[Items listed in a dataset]
--

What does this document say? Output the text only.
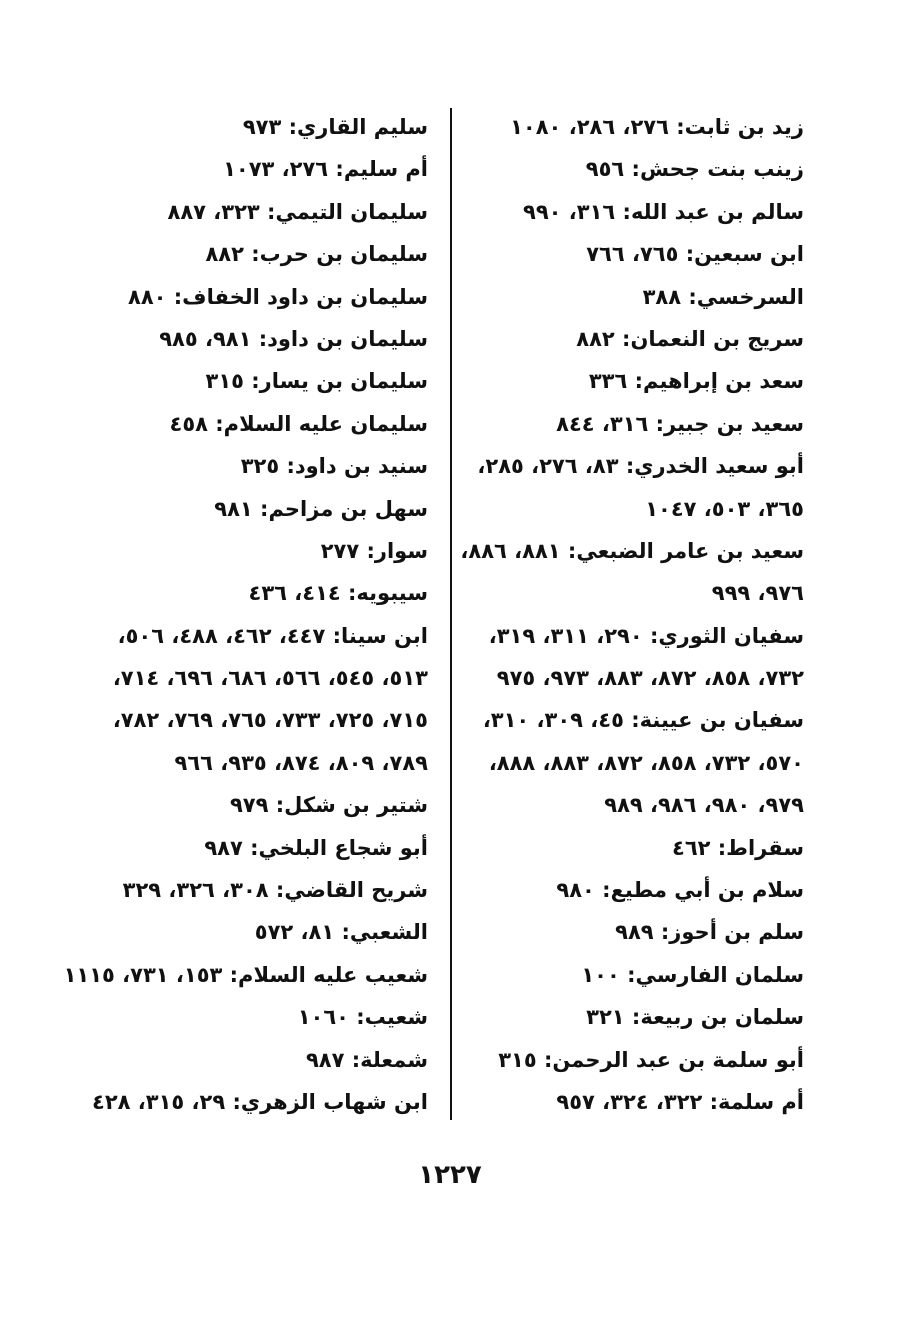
زيد بن ثابت: ٢٧٦، ٢٨٦، ١٠٨٠
زينب بنت جحش: ٩٥٦
سالم بن عبد الله: ٣١٦، ٩٩٠
ابن سبعين: ٧٦٥، ٧٦٦
السرخسي: ٣٨٨
سريج بن النعمان: ٨٨٢
سعد بن إبراهيم: ٣٣٦
سعيد بن جبير: ٣١٦، ٨٤٤
أبو سعيد الخدري: ٨٣، ٢٧٦، ٢٨٥،
٣٦٥، ٥٠٣، ١٠٤٧
سعيد بن عامر الضبعي: ٨٨١، ٨٨٦،
٩٧٦، ٩٩٩
سفيان الثوري: ٢٩٠، ٣١١، ٣١٩،
٧٣٢، ٨٥٨، ٨٧٢، ٨٨٣، ٩٧٣، ٩٧٥
سفيان بن عيينة: ٤٥، ٣٠٩، ٣١٠،
٥٧٠، ٧٣٢، ٨٥٨، ٨٧٢، ٨٨٣، ٨٨٨،
٩٧٩، ٩٨٠، ٩٨٦، ٩٨٩
سقراط: ٤٦٢
سلام بن أبي مطيع: ٩٨٠
سلم بن أحوز: ٩٨٩
سلمان الفارسي: ١٠٠
سلمان بن ربيعة: ٣٢١
أبو سلمة بن عبد الرحمن: ٣١٥
أم سلمة: ٣٢٢، ٣٢٤، ٩٥٧
سليم القاري: ٩٧٣
أم سليم: ٢٧٦، ١٠٧٣
سليمان التيمي: ٣٢٣، ٨٨٧
سليمان بن حرب: ٨٨٢
سليمان بن داود الخفاف: ٨٨٠
سليمان بن داود: ٩٨١، ٩٨٥
سليمان بن يسار: ٣١٥
سليمان عليه السلام: ٤٥٨
سنيد بن داود: ٣٢٥
سهل بن مزاحم: ٩٨١
سوار: ٢٧٧
سيبويه: ٤١٤، ٤٣٦
ابن سينا: ٤٤٧، ٤٦٢، ٤٨٨، ٥٠٦،
٥١٣، ٥٤٥، ٥٦٦، ٦٨٦، ٦٩٦، ٧١٤،
٧١٥، ٧٢٥، ٧٣٣، ٧٦٥، ٧٦٩، ٧٨٢،
٧٨٩، ٨٠٩، ٨٧٤، ٩٣٥، ٩٦٦
شتير بن شكل: ٩٧٩
أبو شجاع البلخي: ٩٨٧
شريح القاضي: ٣٠٨، ٣٢٦، ٣٢٩
الشعبي: ٨١، ٥٧٢
شعيب عليه السلام: ١٥٣، ٧٣١، ١١١٥
شعيب: ١٠٦٠
شمعلة: ٩٨٧
ابن شهاب الزهري: ٢٩، ٣١٥، ٤٢٨
١٢٢٧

--

_EXERCISE GOAL_: Write out the entries above word for word. Do not include the pictures.

_COMPLETE ANSWER_:
What does this document say? Output the text only.
زيد بن ثابت: ٢٧٦، ٢٨٦، ١٠٨٠
زينب بنت جحش: ٩٥٦
سالم بن عبد الله: ٣١٦، ٩٩٠
ابن سبعين: ٧٦٥، ٧٦٦
السرخسي: ٣٨٨
سريج بن النعمان: ٨٨٢
سعد بن إبراهيم: ٣٣٦
سعيد بن جبير: ٣١٦، ٨٤٤
أبو سعيد الخدري: ٨٣، ٢٧٦، ٢٨٥،
٣٦٥، ٥٠٣، ١٠٤٧
سعيد بن عامر الضبعي: ٨٨١، ٨٨٦،
٩٧٦، ٩٩٩
سفيان الثوري: ٢٩٠، ٣١١، ٣١٩،
٧٣٢، ٨٥٨، ٨٧٢، ٨٨٣، ٩٧٣، ٩٧٥
سفيان بن عيينة: ٤٥، ٣٠٩، ٣١٠،
٥٧٠، ٧٣٢، ٨٥٨، ٨٧٢، ٨٨٣، ٨٨٨،
٩٧٩، ٩٨٠، ٩٨٦، ٩٨٩
سقراط: ٤٦٢
سلام بن أبي مطيع: ٩٨٠
سلم بن أحوز: ٩٨٩
سلمان الفارسي: ١٠٠
سلمان بن ربيعة: ٣٢١
أبو سلمة بن عبد الرحمن: ٣١٥
أم سلمة: ٣٢٢، ٣٢٤، ٩٥٧
سليم القاري: ٩٧٣
أم سليم: ٢٧٦، ١٠٧٣
سليمان التيمي: ٣٢٣، ٨٨٧
سليمان بن حرب: ٨٨٢
سليمان بن داود الخفاف: ٨٨٠
سليمان بن داود: ٩٨١، ٩٨٥
سليمان بن يسار: ٣١٥
سليمان عليه السلام: ٤٥٨
سنيد بن داود: ٣٢٥
سهل بن مزاحم: ٩٨١
سوار: ٢٧٧
سيبويه: ٤١٤، ٤٣٦
ابن سينا: ٤٤٧، ٤٦٢، ٤٨٨، ٥٠٦،
٥١٣، ٥٤٥، ٥٦٦، ٦٨٦، ٦٩٦، ٧١٤،
٧١٥، ٧٢٥، ٧٣٣، ٧٦٥، ٧٦٩، ٧٨٢،
٧٨٩، ٨٠٩، ٨٧٤، ٩٣٥، ٩٦٦
شتير بن شكل: ٩٧٩
أبو شجاع البلخي: ٩٨٧
شريح القاضي: ٣٠٨، ٣٢٦، ٣٢٩
الشعبي: ٨١، ٥٧٢
شعيب عليه السلام: ١٥٣، ٧٣١، ١١١٥
شعيب: ١٠٦٠
شمعلة: ٩٨٧
ابن شهاب الزهري: ٢٩، ٣١٥، ٤٢٨
١٢٢٧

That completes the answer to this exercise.